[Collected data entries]
=-=-=

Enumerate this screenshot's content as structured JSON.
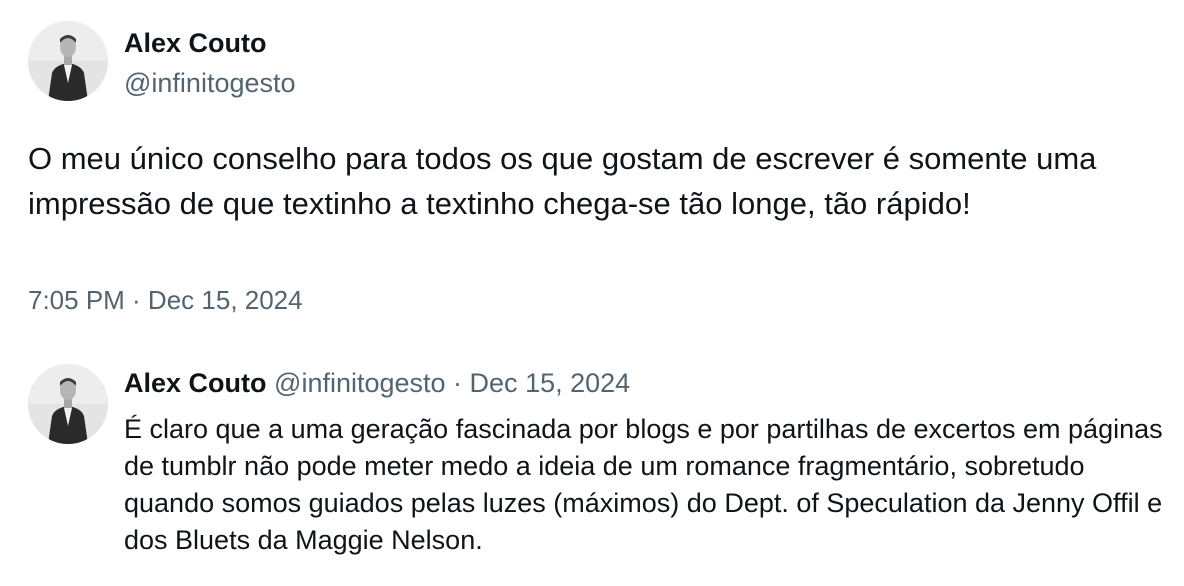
{
  "tweet": {
    "author": {
      "display_name": "Alex Couto",
      "handle": "@infinitogesto",
      "avatar": "avatar-photo"
    },
    "text": "O meu único conselho para todos os que gostam de escrever é somente uma impressão de que textinho a textinho chega-se tão longe, tão rápido!",
    "timestamp": "7:05 PM · Dec 15, 2024"
  },
  "reply": {
    "author": {
      "display_name": "Alex Couto",
      "handle": "@infinitogesto",
      "avatar": "avatar-photo"
    },
    "separator": " · ",
    "date": "Dec 15, 2024",
    "text": "É claro que a uma geração fascinada por blogs e por partilhas de excertos em páginas de tumblr não pode meter medo a ideia de um romance fragmentário, sobretudo quando somos guiados pelas luzes (máximos) do Dept. of Speculation da Jenny Offil e dos Bluets da Maggie Nelson."
  },
  "colors": {
    "text_primary": "#0f1419",
    "text_secondary": "#536471",
    "background": "#ffffff"
  }
}
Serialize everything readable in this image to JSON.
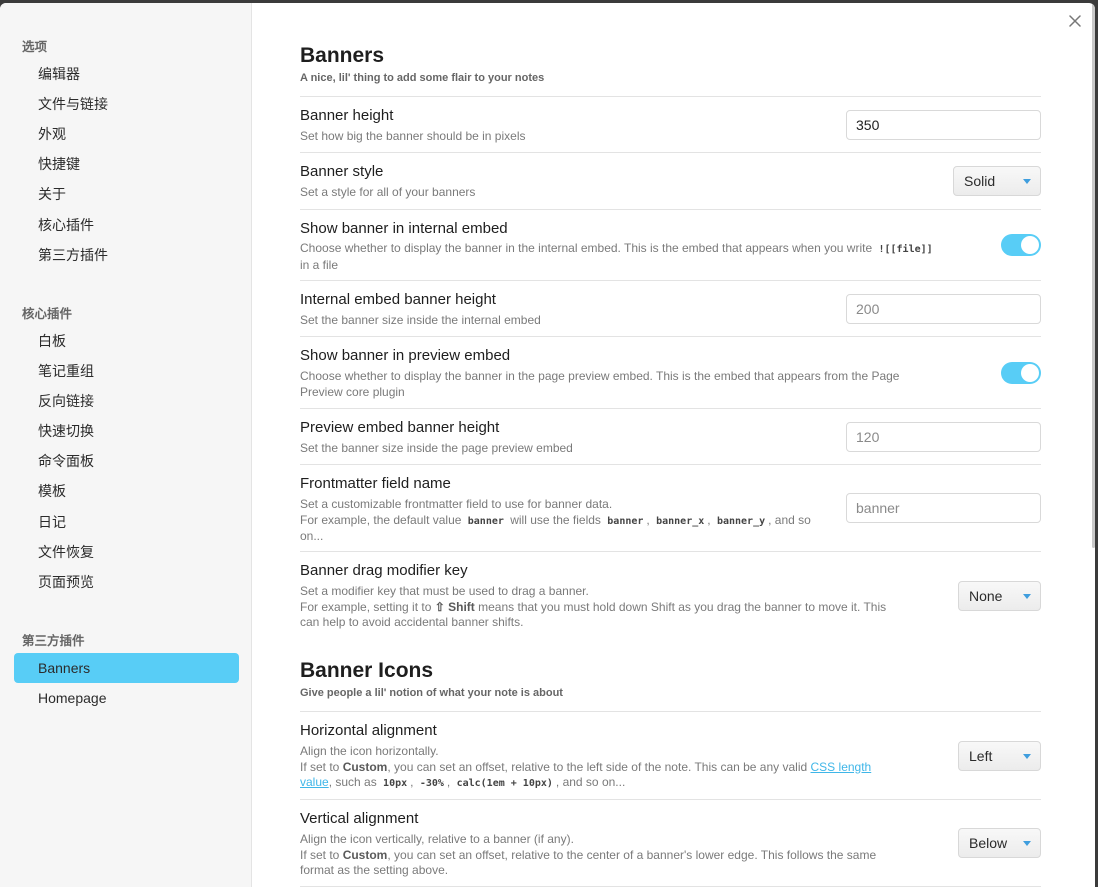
{
  "sidebar": {
    "group_options": "选项",
    "options_items": [
      "编辑器",
      "文件与链接",
      "外观",
      "快捷键",
      "关于",
      "核心插件",
      "第三方插件"
    ],
    "group_core": "核心插件",
    "core_items": [
      "白板",
      "笔记重组",
      "反向链接",
      "快速切换",
      "命令面板",
      "模板",
      "日记",
      "文件恢复",
      "页面预览"
    ],
    "group_community": "第三方插件",
    "community_items": [
      "Banners",
      "Homepage"
    ],
    "active_item": "Banners"
  },
  "close_icon": "close-icon",
  "banners": {
    "title": "Banners",
    "description": "A nice, lil' thing to add some flair to your notes",
    "height": {
      "name": "Banner height",
      "desc": "Set how big the banner should be in pixels",
      "value": "350"
    },
    "style": {
      "name": "Banner style",
      "desc": "Set a style for all of your banners",
      "value": "Solid"
    },
    "internal_embed": {
      "name": "Show banner in internal embed",
      "desc_1": "Choose whether to display the banner in the internal embed. This is the embed that appears when you write ",
      "desc_code": "![[file]]",
      "desc_2": "in a file",
      "enabled": true
    },
    "internal_height": {
      "name": "Internal embed banner height",
      "desc": "Set the banner size inside the internal embed",
      "placeholder": "200"
    },
    "preview_embed": {
      "name": "Show banner in preview embed",
      "desc_1": "Choose whether to display the banner in the page preview embed. This is the embed that appears from the Page",
      "desc_2": "Preview core plugin",
      "enabled": true
    },
    "preview_height": {
      "name": "Preview embed banner height",
      "desc": "Set the banner size inside the page preview embed",
      "placeholder": "120"
    },
    "frontmatter": {
      "name": "Frontmatter field name",
      "desc_1": "Set a customizable frontmatter field to use for banner data.",
      "desc_2a": "For example, the default value ",
      "code_banner": "banner",
      "desc_2b": " will use the fields ",
      "code_field1": "banner",
      "sep1": ",",
      "code_field2": "banner_x",
      "sep2": ",",
      "code_field3": "banner_y",
      "desc_2c": ", and so",
      "desc_3": "on...",
      "placeholder": "banner"
    },
    "drag_key": {
      "name": "Banner drag modifier key",
      "desc_1": "Set a modifier key that must be used to drag a banner.",
      "desc_2a": "For example, setting it to ",
      "desc_2_key": "⇧ Shift",
      "desc_2b": " means that you must hold down Shift as you drag the banner to move it. This",
      "desc_3": "can help to avoid accidental banner shifts.",
      "value": "None"
    }
  },
  "icons": {
    "title": "Banner Icons",
    "description": "Give people a lil' notion of what your note is about",
    "horizontal": {
      "name": "Horizontal alignment",
      "desc_1": "Align the icon horizontally.",
      "desc_2a": "If set to ",
      "desc_2_strong": "Custom",
      "desc_2b": ", you can set an offset, relative to the left side of the note. This can be any valid ",
      "link_a": "CSS length",
      "link_b": "value",
      "desc_3a": ", such as ",
      "code1": "10px",
      "code2": "-30%",
      "code3": "calc(1em + 10px)",
      "desc_3b": ", and so on...",
      "value": "Left"
    },
    "vertical": {
      "name": "Vertical alignment",
      "desc_1": "Align the icon vertically, relative to a banner (if any).",
      "desc_2a": "If set to ",
      "desc_2_strong": "Custom",
      "desc_2b": ", you can set an offset, relative to the center of a banner's lower edge. This follows the same",
      "desc_3": "format as the setting above.",
      "value": "Below"
    }
  }
}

=-=-=

■ Exercise directions
Print out the material word for word, omitting the pictures.

■ Response
Enumerate this screenshot's content as structured JSON.
{
  "tweet": {
    "author": {
      "display_name": "Alex Couto",
      "handle": "@infinitogesto",
      "avatar": "avatar-photo"
    },
    "text": "O meu único conselho para todos os que gostam de escrever é somente uma impressão de que textinho a textinho chega-se tão longe, tão rápido!",
    "timestamp": "7:05 PM · Dec 15, 2024"
  },
  "reply": {
    "author": {
      "display_name": "Alex Couto",
      "handle": "@infinitogesto",
      "avatar": "avatar-photo"
    },
    "separator": " · ",
    "date": "Dec 15, 2024",
    "text": "É claro que a uma geração fascinada por blogs e por partilhas de excertos em páginas de tumblr não pode meter medo a ideia de um romance fragmentário, sobretudo quando somos guiados pelas luzes (máximos) do Dept. of Speculation da Jenny Offil e dos Bluets da Maggie Nelson."
  },
  "colors": {
    "text_primary": "#0f1419",
    "text_secondary": "#536471",
    "background": "#ffffff"
  }
}
Serialize everything readable in this image to JSON.
{
  "sidebar": {
    "group_options": "选项",
    "options_items": [
      "编辑器",
      "文件与链接",
      "外观",
      "快捷键",
      "关于",
      "核心插件",
      "第三方插件"
    ],
    "group_core": "核心插件",
    "core_items": [
      "白板",
      "笔记重组",
      "反向链接",
      "快速切换",
      "命令面板",
      "模板",
      "日记",
      "文件恢复",
      "页面预览"
    ],
    "group_community": "第三方插件",
    "community_items": [
      "Banners",
      "Homepage"
    ],
    "active_item": "Banners"
  },
  "close_icon": "close-icon",
  "banners": {
    "title": "Banners",
    "description": "A nice, lil' thing to add some flair to your notes",
    "height": {
      "name": "Banner height",
      "desc": "Set how big the banner should be in pixels",
      "value": "350"
    },
    "style": {
      "name": "Banner style",
      "desc": "Set a style for all of your banners",
      "value": "Solid"
    },
    "internal_embed": {
      "name": "Show banner in internal embed",
      "desc_1": "Choose whether to display the banner in the internal embed. This is the embed that appears when you write ",
      "desc_code": "![[file]]",
      "desc_2": "in a file",
      "enabled": true
    },
    "internal_height": {
      "name": "Internal embed banner height",
      "desc": "Set the banner size inside the internal embed",
      "placeholder": "200"
    },
    "preview_embed": {
      "name": "Show banner in preview embed",
      "desc_1": "Choose whether to display the banner in the page preview embed. This is the embed that appears from the Page",
      "desc_2": "Preview core plugin",
      "enabled": true
    },
    "preview_height": {
      "name": "Preview embed banner height",
      "desc": "Set the banner size inside the page preview embed",
      "placeholder": "120"
    },
    "frontmatter": {
      "name": "Frontmatter field name",
      "desc_1": "Set a customizable frontmatter field to use for banner data.",
      "desc_2a": "For example, the default value ",
      "code_banner": "banner",
      "desc_2b": " will use the fields ",
      "code_field1": "banner",
      "sep1": ",",
      "code_field2": "banner_x",
      "sep2": ",",
      "code_field3": "banner_y",
      "desc_2c": ", and so",
      "desc_3": "on...",
      "placeholder": "banner"
    },
    "drag_key": {
      "name": "Banner drag modifier key",
      "desc_1": "Set a modifier key that must be used to drag a banner.",
      "desc_2a": "For example, setting it to ",
      "desc_2_key": "⇧ Shift",
      "desc_2b": " means that you must hold down Shift as you drag the banner to move it. This",
      "desc_3": "can help to avoid accidental banner shifts.",
      "value": "None"
    }
  },
  "icons": {
    "title": "Banner Icons",
    "description": "Give people a lil' notion of what your note is about",
    "horizontal": {
      "name": "Horizontal alignment",
      "desc_1": "Align the icon horizontally.",
      "desc_2a": "If set to ",
      "desc_2_strong": "Custom",
      "desc_2b": ", you can set an offset, relative to the left side of the note. This can be any valid ",
      "link_a": "CSS length",
      "link_b": "value",
      "desc_3a": ", such as ",
      "code1": "10px",
      "code2": "-30%",
      "code3": "calc(1em + 10px)",
      "desc_3b": ", and so on...",
      "value": "Left"
    },
    "vertical": {
      "name": "Vertical alignment",
      "desc_1": "Align the icon vertically, relative to a banner (if any).",
      "desc_2a": "If set to ",
      "desc_2_strong": "Custom",
      "desc_2b": ", you can set an offset, relative to the center of a banner's lower edge. This follows the same",
      "desc_3": "format as the setting above.",
      "value": "Below"
    }
  }
}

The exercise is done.